→ **Task goal**:
Reproduce every line of the entries below word for word, omitting the pictures.

┄┄┄┄┄┄

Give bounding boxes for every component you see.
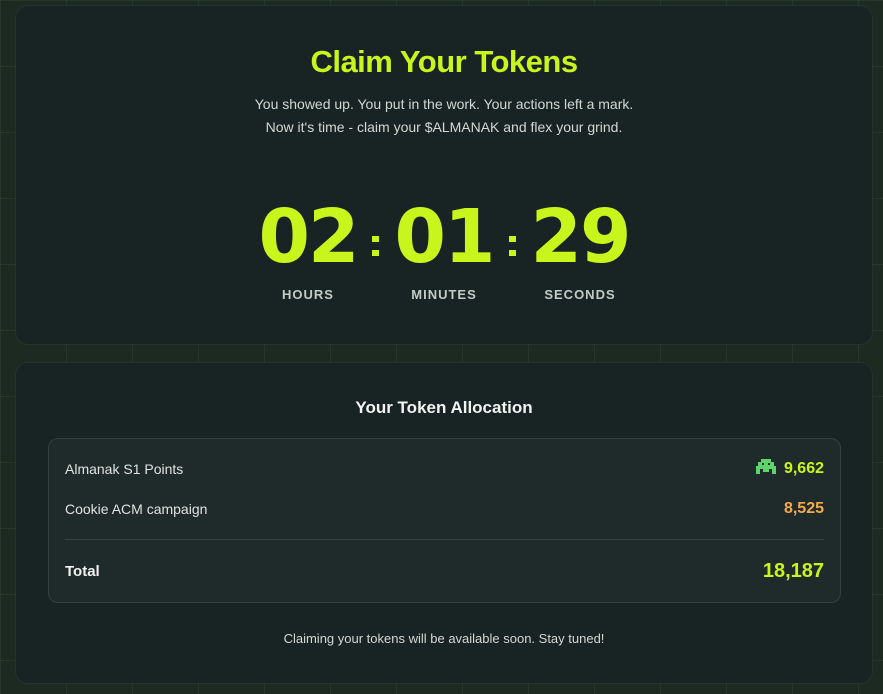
claim-description-line-1: You showed up. You put in the work. Your… bbox=[254, 96, 634, 112]
countdown-minutes: 01 MINUTES bbox=[384, 192, 504, 302]
countdown-timer: 02 HOURS 01 MINUTES 29 SECONDS bbox=[16, 192, 872, 312]
total-label: Total bbox=[65, 562, 100, 580]
allocation-row-s1-points: Almanak S1 Points 9,662 bbox=[65, 457, 824, 481]
space-invader-icon bbox=[755, 458, 776, 480]
row-label: Cookie ACM campaign bbox=[65, 501, 208, 517]
allocation-table: Almanak S1 Points 9,662 Cookie ACM campa… bbox=[48, 438, 841, 603]
row-value-group: 9,662 bbox=[755, 458, 824, 480]
row-value: 8,525 bbox=[783, 500, 824, 517]
claim-title: Claim Your Tokens bbox=[310, 44, 578, 79]
row-value: 9,662 bbox=[783, 460, 824, 477]
row-label: Almanak S1 Points bbox=[65, 461, 184, 477]
total-value: 18,187 bbox=[762, 559, 824, 582]
minutes-label: MINUTES bbox=[411, 287, 477, 302]
countdown-hours: 02 HOURS bbox=[248, 192, 368, 302]
seconds-value: 29 bbox=[530, 194, 632, 280]
allocation-total-row: Total 18,187 bbox=[65, 559, 824, 583]
minutes-value: 01 bbox=[394, 194, 496, 280]
hours-value: 02 bbox=[258, 194, 360, 280]
countdown-seconds: 29 SECONDS bbox=[520, 192, 640, 302]
allocation-row-cookie-acm: Cookie ACM campaign 8,525 bbox=[65, 497, 824, 521]
seconds-label: SECONDS bbox=[544, 287, 616, 302]
allocation-title: Your Token Allocation bbox=[355, 398, 533, 417]
hours-label: HOURS bbox=[282, 287, 334, 302]
claim-description-line-2: Now it's time - claim your $ALMANAK and … bbox=[265, 119, 623, 135]
claim-availability-note: Claiming your tokens will be available s… bbox=[283, 631, 605, 646]
claim-card: Claim Your Tokens You showed up. You put… bbox=[16, 6, 872, 344]
countdown-separator bbox=[509, 236, 517, 258]
allocation-card: Your Token Allocation Almanak S1 Points bbox=[16, 363, 872, 683]
divider bbox=[65, 539, 824, 540]
countdown-separator bbox=[372, 236, 380, 258]
claim-description: You showed up. You put in the work. Your… bbox=[16, 93, 872, 139]
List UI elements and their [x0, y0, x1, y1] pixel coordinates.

┄┄┄┄┄┄

→ **Completed task**:
Give bounding boxes for every component you see.
claim-description-line-1: You showed up. You put in the work. Your… bbox=[254, 96, 634, 112]
countdown-minutes: 01 MINUTES bbox=[384, 192, 504, 302]
countdown-timer: 02 HOURS 01 MINUTES 29 SECONDS bbox=[16, 192, 872, 312]
total-label: Total bbox=[65, 562, 100, 580]
allocation-row-s1-points: Almanak S1 Points 9,662 bbox=[65, 457, 824, 481]
space-invader-icon bbox=[755, 458, 776, 480]
row-label: Cookie ACM campaign bbox=[65, 501, 208, 517]
allocation-table: Almanak S1 Points 9,662 Cookie ACM campa… bbox=[48, 438, 841, 603]
row-value-group: 9,662 bbox=[755, 458, 824, 480]
row-value: 8,525 bbox=[783, 500, 824, 517]
claim-title: Claim Your Tokens bbox=[310, 44, 578, 79]
row-value: 9,662 bbox=[783, 460, 824, 477]
row-label: Almanak S1 Points bbox=[65, 461, 184, 477]
total-value: 18,187 bbox=[762, 559, 824, 582]
minutes-label: MINUTES bbox=[411, 287, 477, 302]
countdown-hours: 02 HOURS bbox=[248, 192, 368, 302]
seconds-value: 29 bbox=[530, 194, 632, 280]
allocation-total-row: Total 18,187 bbox=[65, 559, 824, 583]
minutes-value: 01 bbox=[394, 194, 496, 280]
hours-value: 02 bbox=[258, 194, 360, 280]
countdown-seconds: 29 SECONDS bbox=[520, 192, 640, 302]
allocation-row-cookie-acm: Cookie ACM campaign 8,525 bbox=[65, 497, 824, 521]
seconds-label: SECONDS bbox=[544, 287, 616, 302]
allocation-title: Your Token Allocation bbox=[355, 398, 533, 417]
hours-label: HOURS bbox=[282, 287, 334, 302]
claim-description-line-2: Now it's time - claim your $ALMANAK and … bbox=[265, 119, 623, 135]
claim-availability-note: Claiming your tokens will be available s… bbox=[283, 631, 605, 646]
claim-card: Claim Your Tokens You showed up. You put… bbox=[16, 6, 872, 344]
countdown-separator bbox=[509, 236, 517, 258]
allocation-card: Your Token Allocation Almanak S1 Points bbox=[16, 363, 872, 683]
divider bbox=[65, 539, 824, 540]
countdown-separator bbox=[372, 236, 380, 258]
claim-description: You showed up. You put in the work. Your… bbox=[16, 93, 872, 139]
List UI elements and their [x0, y0, x1, y1] pixel coordinates.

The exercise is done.